Transcribe the records below in full; pictures stay out of the copy.

## Raw records
*****

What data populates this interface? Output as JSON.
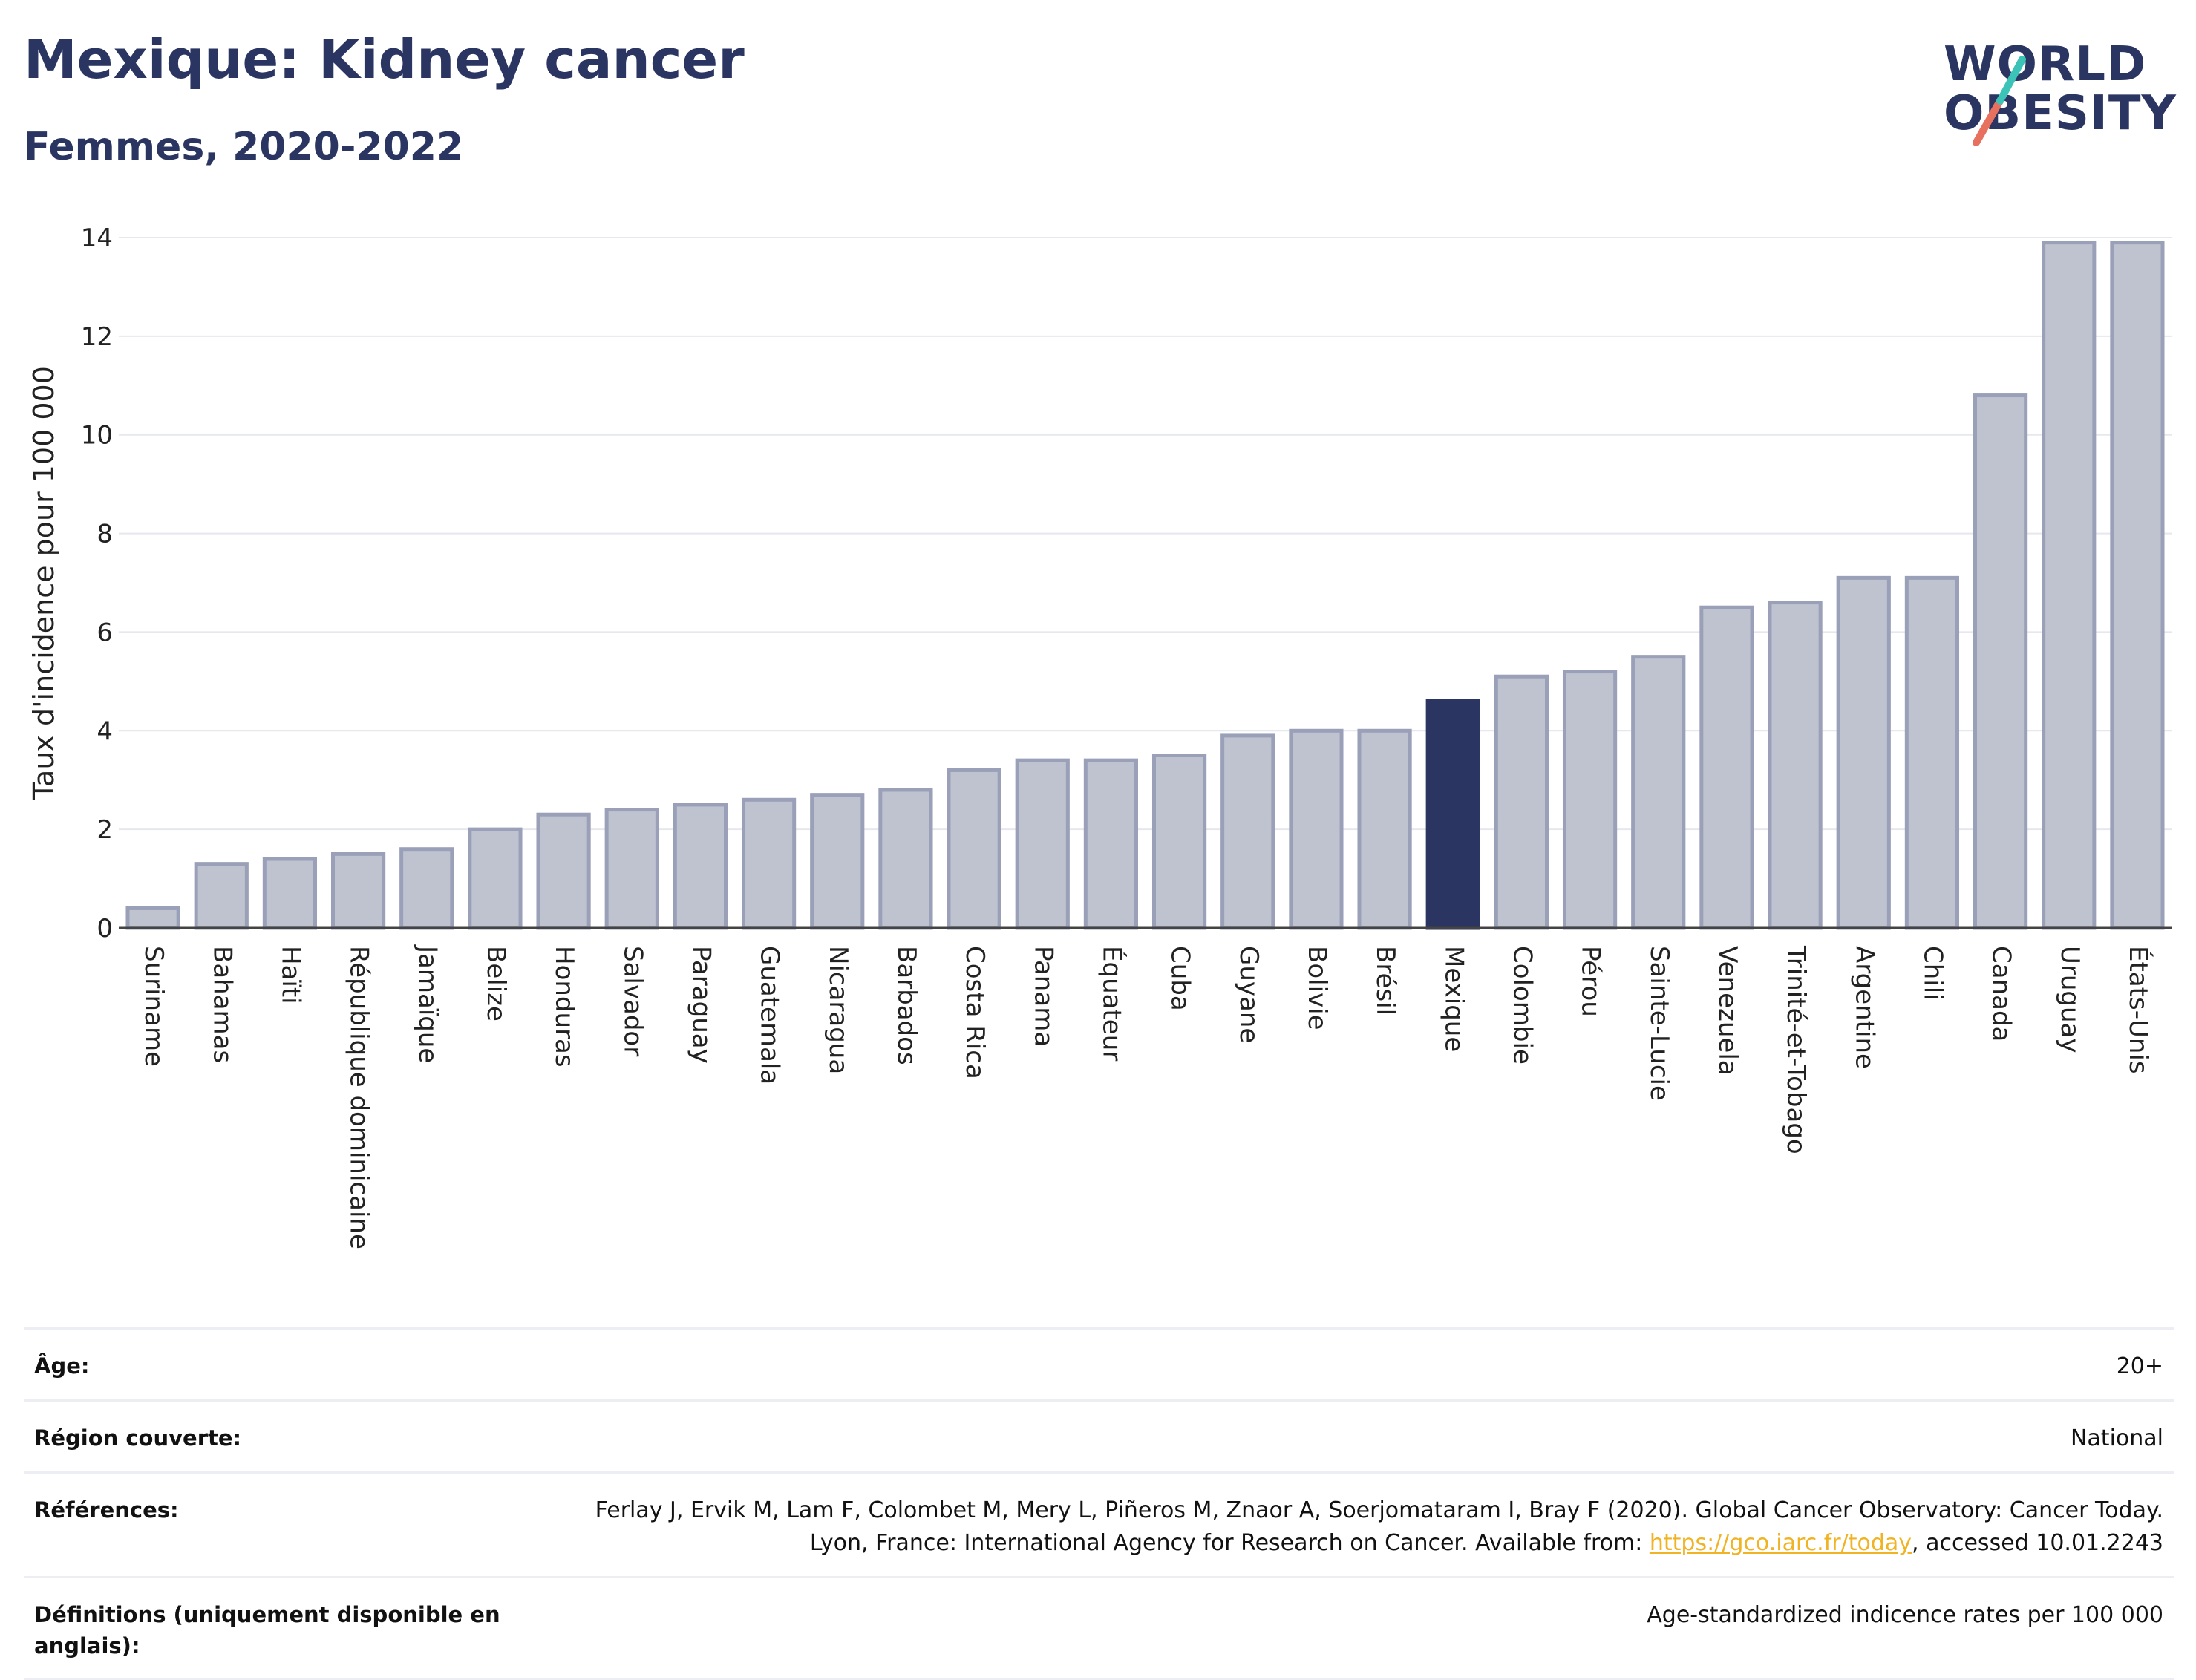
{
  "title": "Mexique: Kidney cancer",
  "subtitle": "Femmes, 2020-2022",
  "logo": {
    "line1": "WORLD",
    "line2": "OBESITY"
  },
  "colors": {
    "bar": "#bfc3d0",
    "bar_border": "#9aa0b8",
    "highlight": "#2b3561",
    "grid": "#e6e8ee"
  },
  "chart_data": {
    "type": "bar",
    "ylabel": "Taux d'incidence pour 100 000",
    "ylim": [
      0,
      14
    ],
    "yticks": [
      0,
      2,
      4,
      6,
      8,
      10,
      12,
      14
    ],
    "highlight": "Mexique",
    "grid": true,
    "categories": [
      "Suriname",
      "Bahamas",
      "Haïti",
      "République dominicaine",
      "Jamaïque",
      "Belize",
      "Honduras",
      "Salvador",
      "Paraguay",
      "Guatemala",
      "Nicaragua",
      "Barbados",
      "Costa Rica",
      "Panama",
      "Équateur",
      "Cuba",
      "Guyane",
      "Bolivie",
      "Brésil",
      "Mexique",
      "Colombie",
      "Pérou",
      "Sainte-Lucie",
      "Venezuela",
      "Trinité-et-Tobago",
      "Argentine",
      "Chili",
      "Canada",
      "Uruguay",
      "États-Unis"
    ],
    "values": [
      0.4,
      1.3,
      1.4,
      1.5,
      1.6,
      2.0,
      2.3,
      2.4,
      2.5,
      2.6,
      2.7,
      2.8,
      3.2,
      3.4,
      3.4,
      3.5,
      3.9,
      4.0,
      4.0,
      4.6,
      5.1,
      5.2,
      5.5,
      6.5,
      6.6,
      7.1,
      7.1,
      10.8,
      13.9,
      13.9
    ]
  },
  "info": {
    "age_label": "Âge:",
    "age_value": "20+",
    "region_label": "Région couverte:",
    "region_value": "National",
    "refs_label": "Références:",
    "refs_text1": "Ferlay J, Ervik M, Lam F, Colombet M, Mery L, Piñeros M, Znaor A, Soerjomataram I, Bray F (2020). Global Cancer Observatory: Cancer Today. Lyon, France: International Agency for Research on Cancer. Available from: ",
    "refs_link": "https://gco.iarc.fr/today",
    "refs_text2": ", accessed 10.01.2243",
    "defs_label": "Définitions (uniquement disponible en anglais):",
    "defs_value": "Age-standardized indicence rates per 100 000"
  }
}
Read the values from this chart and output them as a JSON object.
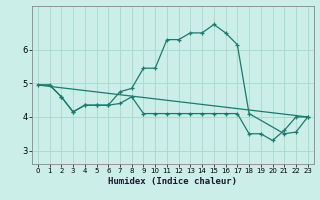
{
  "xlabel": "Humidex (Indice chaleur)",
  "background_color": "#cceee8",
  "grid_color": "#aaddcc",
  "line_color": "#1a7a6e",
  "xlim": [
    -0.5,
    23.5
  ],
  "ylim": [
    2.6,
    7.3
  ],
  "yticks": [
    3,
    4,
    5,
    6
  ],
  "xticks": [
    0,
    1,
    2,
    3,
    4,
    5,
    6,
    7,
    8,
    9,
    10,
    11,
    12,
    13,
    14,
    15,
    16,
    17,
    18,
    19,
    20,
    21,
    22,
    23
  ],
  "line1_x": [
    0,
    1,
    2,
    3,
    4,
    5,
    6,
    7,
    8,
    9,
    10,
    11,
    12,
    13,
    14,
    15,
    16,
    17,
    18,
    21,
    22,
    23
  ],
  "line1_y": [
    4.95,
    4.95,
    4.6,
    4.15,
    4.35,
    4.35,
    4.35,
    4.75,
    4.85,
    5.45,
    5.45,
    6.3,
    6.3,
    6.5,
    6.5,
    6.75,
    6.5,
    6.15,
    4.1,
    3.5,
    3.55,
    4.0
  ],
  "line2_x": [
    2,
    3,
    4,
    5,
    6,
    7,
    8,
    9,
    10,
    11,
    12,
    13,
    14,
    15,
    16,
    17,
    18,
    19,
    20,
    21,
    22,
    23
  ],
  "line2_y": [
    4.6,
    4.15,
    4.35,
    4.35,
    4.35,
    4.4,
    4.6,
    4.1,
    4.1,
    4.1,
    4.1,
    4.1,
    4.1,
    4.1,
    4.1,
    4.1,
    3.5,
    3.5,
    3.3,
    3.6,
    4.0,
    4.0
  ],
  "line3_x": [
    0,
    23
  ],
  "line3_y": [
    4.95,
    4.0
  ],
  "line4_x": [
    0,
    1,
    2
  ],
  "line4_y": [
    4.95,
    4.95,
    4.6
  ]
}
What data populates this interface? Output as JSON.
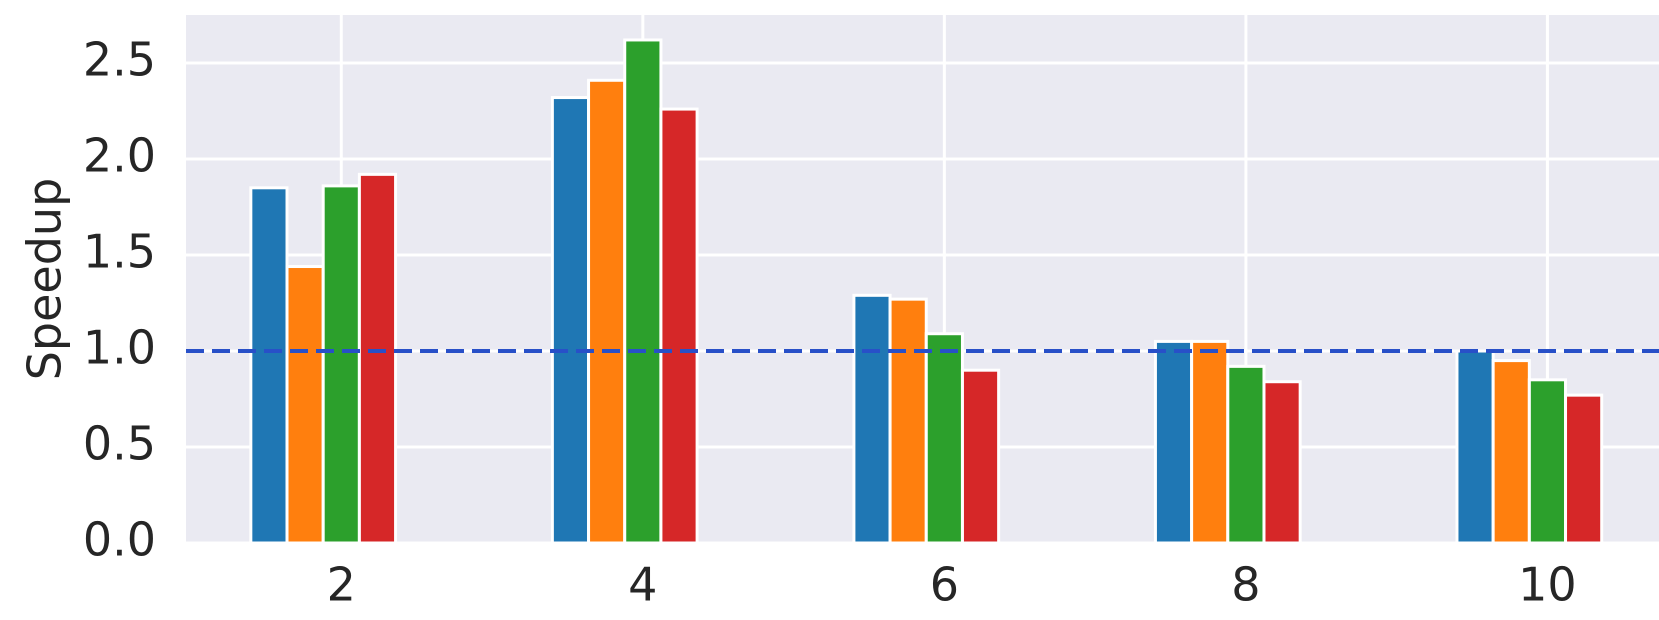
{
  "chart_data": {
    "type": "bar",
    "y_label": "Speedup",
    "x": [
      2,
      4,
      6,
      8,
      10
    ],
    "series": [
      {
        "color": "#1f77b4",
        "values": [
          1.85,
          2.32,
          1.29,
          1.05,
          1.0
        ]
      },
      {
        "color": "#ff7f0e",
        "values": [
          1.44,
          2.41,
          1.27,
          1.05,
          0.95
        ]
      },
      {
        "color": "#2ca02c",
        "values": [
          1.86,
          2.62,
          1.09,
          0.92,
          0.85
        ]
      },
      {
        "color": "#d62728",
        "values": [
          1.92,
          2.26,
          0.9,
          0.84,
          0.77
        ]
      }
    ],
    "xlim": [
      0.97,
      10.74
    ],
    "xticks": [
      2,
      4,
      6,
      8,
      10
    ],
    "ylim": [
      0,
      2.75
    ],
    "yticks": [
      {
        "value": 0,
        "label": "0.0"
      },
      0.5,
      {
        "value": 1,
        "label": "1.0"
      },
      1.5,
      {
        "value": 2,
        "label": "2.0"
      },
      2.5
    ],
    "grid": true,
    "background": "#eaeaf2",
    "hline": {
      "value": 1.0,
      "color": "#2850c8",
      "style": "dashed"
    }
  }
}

*****

## Exercise answer
What data populates this interface? Output as JSON.
{
  "title": "Mexique: Kidney cancer",
  "subtitle": "Femmes, 2020-2022",
  "logo": {
    "line1": "WORLD",
    "line2": "OBESITY"
  },
  "colors": {
    "bar": "#bfc3d0",
    "bar_border": "#9aa0b8",
    "highlight": "#2b3561",
    "grid": "#e6e8ee"
  },
  "chart_data": {
    "type": "bar",
    "ylabel": "Taux d'incidence pour 100 000",
    "ylim": [
      0,
      14
    ],
    "yticks": [
      0,
      2,
      4,
      6,
      8,
      10,
      12,
      14
    ],
    "highlight": "Mexique",
    "grid": true,
    "categories": [
      "Suriname",
      "Bahamas",
      "Haïti",
      "République dominicaine",
      "Jamaïque",
      "Belize",
      "Honduras",
      "Salvador",
      "Paraguay",
      "Guatemala",
      "Nicaragua",
      "Barbados",
      "Costa Rica",
      "Panama",
      "Équateur",
      "Cuba",
      "Guyane",
      "Bolivie",
      "Brésil",
      "Mexique",
      "Colombie",
      "Pérou",
      "Sainte-Lucie",
      "Venezuela",
      "Trinité-et-Tobago",
      "Argentine",
      "Chili",
      "Canada",
      "Uruguay",
      "États-Unis"
    ],
    "values": [
      0.4,
      1.3,
      1.4,
      1.5,
      1.6,
      2.0,
      2.3,
      2.4,
      2.5,
      2.6,
      2.7,
      2.8,
      3.2,
      3.4,
      3.4,
      3.5,
      3.9,
      4.0,
      4.0,
      4.6,
      5.1,
      5.2,
      5.5,
      6.5,
      6.6,
      7.1,
      7.1,
      10.8,
      13.9,
      13.9
    ]
  },
  "info": {
    "age_label": "Âge:",
    "age_value": "20+",
    "region_label": "Région couverte:",
    "region_value": "National",
    "refs_label": "Références:",
    "refs_text1": "Ferlay J, Ervik M, Lam F, Colombet M, Mery L, Piñeros M, Znaor A, Soerjomataram I, Bray F (2020). Global Cancer Observatory: Cancer Today. Lyon, France: International Agency for Research on Cancer. Available from: ",
    "refs_link": "https://gco.iarc.fr/today",
    "refs_text2": ", accessed 10.01.2243",
    "defs_label": "Définitions (uniquement disponible en anglais):",
    "defs_value": "Age-standardized indicence rates per 100 000"
  }
}
Read the values from this chart and output them as a JSON object.
{
  "xlabel": "Humidex (Indice chaleur)",
  "background_color": "#cceee8",
  "grid_color": "#aaddcc",
  "line_color": "#1a7a6e",
  "xlim": [
    -0.5,
    23.5
  ],
  "ylim": [
    2.6,
    7.3
  ],
  "yticks": [
    3,
    4,
    5,
    6
  ],
  "xticks": [
    0,
    1,
    2,
    3,
    4,
    5,
    6,
    7,
    8,
    9,
    10,
    11,
    12,
    13,
    14,
    15,
    16,
    17,
    18,
    19,
    20,
    21,
    22,
    23
  ],
  "line1_x": [
    0,
    1,
    2,
    3,
    4,
    5,
    6,
    7,
    8,
    9,
    10,
    11,
    12,
    13,
    14,
    15,
    16,
    17,
    18,
    21,
    22,
    23
  ],
  "line1_y": [
    4.95,
    4.95,
    4.6,
    4.15,
    4.35,
    4.35,
    4.35,
    4.75,
    4.85,
    5.45,
    5.45,
    6.3,
    6.3,
    6.5,
    6.5,
    6.75,
    6.5,
    6.15,
    4.1,
    3.5,
    3.55,
    4.0
  ],
  "line2_x": [
    2,
    3,
    4,
    5,
    6,
    7,
    8,
    9,
    10,
    11,
    12,
    13,
    14,
    15,
    16,
    17,
    18,
    19,
    20,
    21,
    22,
    23
  ],
  "line2_y": [
    4.6,
    4.15,
    4.35,
    4.35,
    4.35,
    4.4,
    4.6,
    4.1,
    4.1,
    4.1,
    4.1,
    4.1,
    4.1,
    4.1,
    4.1,
    4.1,
    3.5,
    3.5,
    3.3,
    3.6,
    4.0,
    4.0
  ],
  "line3_x": [
    0,
    23
  ],
  "line3_y": [
    4.95,
    4.0
  ],
  "line4_x": [
    0,
    1,
    2
  ],
  "line4_y": [
    4.95,
    4.95,
    4.6
  ]
}
What data populates this interface? Output as JSON.
{
  "chart_data": {
    "type": "bar",
    "y_label": "Speedup",
    "x": [
      2,
      4,
      6,
      8,
      10
    ],
    "series": [
      {
        "color": "#1f77b4",
        "values": [
          1.85,
          2.32,
          1.29,
          1.05,
          1.0
        ]
      },
      {
        "color": "#ff7f0e",
        "values": [
          1.44,
          2.41,
          1.27,
          1.05,
          0.95
        ]
      },
      {
        "color": "#2ca02c",
        "values": [
          1.86,
          2.62,
          1.09,
          0.92,
          0.85
        ]
      },
      {
        "color": "#d62728",
        "values": [
          1.92,
          2.26,
          0.9,
          0.84,
          0.77
        ]
      }
    ],
    "xlim": [
      0.97,
      10.74
    ],
    "xticks": [
      2,
      4,
      6,
      8,
      10
    ],
    "ylim": [
      0,
      2.75
    ],
    "yticks": [
      {
        "value": 0,
        "label": "0.0"
      },
      0.5,
      {
        "value": 1,
        "label": "1.0"
      },
      1.5,
      {
        "value": 2,
        "label": "2.0"
      },
      2.5
    ],
    "grid": true,
    "background": "#eaeaf2",
    "hline": {
      "value": 1.0,
      "color": "#2850c8",
      "style": "dashed"
    }
  }
}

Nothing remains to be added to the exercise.